Identify all lines below that hold "Index" and collect them.

• [Given records]:
━━━━━━━━━━━━━━━━

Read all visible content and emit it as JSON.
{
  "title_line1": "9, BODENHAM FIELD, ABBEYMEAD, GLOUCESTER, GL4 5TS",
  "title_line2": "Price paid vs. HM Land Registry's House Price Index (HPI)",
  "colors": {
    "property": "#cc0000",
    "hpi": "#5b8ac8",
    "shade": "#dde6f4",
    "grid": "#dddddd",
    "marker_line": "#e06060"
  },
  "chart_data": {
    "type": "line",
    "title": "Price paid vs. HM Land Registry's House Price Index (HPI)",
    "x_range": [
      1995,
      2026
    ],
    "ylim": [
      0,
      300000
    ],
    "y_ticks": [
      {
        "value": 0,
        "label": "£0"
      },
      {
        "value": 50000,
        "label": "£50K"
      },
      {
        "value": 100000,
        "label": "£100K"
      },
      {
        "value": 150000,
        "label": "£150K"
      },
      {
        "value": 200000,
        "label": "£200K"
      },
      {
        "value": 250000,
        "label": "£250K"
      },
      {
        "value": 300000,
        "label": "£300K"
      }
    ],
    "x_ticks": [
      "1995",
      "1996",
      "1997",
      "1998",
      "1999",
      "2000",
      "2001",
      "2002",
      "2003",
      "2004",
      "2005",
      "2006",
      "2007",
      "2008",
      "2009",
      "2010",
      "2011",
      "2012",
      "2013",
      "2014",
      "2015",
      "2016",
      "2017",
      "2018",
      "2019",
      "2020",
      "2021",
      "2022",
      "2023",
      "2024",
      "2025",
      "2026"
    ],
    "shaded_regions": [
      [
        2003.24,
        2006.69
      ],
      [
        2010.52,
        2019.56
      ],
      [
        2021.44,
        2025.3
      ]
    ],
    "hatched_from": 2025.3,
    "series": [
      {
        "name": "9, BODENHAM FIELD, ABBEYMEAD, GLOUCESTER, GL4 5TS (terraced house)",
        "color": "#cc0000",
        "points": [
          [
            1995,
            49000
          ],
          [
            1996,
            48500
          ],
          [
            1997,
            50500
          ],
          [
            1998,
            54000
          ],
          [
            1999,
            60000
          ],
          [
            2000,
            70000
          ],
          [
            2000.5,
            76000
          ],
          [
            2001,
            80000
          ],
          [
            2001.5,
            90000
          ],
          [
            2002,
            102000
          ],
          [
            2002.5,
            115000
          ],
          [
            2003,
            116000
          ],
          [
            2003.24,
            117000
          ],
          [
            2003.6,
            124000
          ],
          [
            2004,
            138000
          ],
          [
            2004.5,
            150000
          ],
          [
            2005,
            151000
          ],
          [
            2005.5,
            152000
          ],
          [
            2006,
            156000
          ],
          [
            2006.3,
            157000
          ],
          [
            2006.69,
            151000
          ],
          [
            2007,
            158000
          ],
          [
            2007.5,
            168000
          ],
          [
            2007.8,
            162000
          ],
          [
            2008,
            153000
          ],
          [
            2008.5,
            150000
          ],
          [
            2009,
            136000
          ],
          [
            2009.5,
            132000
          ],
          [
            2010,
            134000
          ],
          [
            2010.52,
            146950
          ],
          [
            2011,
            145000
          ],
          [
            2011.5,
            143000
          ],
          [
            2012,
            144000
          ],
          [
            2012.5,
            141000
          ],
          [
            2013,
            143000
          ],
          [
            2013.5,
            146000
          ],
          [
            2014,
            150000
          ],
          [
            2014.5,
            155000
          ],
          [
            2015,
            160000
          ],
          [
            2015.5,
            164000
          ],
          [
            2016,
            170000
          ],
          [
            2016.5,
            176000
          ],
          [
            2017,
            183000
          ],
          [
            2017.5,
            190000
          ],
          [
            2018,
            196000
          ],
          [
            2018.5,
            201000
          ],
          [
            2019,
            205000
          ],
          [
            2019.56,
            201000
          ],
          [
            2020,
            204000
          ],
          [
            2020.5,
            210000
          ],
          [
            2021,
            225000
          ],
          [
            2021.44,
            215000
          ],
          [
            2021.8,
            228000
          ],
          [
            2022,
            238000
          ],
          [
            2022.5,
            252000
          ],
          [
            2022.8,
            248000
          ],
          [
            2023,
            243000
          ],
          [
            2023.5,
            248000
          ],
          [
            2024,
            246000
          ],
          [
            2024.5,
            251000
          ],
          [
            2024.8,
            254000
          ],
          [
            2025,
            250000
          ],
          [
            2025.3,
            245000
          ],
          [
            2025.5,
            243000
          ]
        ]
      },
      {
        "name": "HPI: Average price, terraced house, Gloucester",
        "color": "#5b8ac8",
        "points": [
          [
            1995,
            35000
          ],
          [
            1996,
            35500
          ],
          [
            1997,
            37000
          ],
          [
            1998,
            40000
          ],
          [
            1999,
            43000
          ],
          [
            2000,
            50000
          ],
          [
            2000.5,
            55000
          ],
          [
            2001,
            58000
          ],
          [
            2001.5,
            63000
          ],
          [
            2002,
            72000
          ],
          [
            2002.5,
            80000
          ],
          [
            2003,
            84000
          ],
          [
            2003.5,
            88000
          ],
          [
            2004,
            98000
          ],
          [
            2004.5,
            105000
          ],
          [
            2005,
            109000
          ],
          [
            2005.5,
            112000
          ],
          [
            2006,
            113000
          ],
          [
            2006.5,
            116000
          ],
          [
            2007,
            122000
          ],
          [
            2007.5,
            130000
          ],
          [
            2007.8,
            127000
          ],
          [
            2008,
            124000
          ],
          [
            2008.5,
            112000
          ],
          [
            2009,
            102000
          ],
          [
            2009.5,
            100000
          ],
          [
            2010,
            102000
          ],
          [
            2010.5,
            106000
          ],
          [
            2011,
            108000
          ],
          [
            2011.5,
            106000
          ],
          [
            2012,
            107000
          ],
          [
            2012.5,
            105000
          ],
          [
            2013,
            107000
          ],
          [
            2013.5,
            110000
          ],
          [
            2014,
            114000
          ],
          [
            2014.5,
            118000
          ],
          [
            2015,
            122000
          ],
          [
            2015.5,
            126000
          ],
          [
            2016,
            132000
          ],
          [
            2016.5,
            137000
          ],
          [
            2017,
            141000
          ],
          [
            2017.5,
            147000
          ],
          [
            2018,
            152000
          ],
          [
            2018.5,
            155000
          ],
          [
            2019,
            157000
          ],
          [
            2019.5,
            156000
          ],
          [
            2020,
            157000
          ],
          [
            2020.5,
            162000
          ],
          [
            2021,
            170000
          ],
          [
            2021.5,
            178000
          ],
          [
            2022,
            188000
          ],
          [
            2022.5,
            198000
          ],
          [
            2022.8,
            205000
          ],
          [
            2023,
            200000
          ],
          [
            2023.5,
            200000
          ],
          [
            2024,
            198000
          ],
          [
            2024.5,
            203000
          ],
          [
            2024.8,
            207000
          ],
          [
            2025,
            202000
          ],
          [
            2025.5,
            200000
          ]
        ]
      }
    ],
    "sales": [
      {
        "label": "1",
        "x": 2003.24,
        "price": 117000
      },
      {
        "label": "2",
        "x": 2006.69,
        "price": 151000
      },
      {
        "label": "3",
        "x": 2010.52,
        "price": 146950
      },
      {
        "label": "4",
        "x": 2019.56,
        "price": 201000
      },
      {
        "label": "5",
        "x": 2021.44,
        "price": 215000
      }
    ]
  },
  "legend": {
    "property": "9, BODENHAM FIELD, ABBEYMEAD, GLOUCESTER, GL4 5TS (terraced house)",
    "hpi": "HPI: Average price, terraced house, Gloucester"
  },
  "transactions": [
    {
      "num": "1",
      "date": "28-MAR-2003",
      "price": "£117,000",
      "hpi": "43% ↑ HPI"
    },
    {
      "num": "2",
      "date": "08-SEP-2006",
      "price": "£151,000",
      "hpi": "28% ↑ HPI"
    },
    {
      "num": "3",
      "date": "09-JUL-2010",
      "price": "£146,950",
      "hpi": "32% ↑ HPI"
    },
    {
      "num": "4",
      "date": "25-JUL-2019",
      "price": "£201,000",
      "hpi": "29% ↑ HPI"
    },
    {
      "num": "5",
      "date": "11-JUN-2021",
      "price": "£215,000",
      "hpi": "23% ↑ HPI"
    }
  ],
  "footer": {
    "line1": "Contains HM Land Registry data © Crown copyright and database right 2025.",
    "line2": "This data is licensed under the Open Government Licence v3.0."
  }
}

━━━━━━━━━━━━━━━━

• [Response to the exercise]:
  "title_line2": "Price paid vs. HM Land Registry's House Price Index (HPI)",
    "title": "Price paid vs. HM Land Registry's House Price Index (HPI)",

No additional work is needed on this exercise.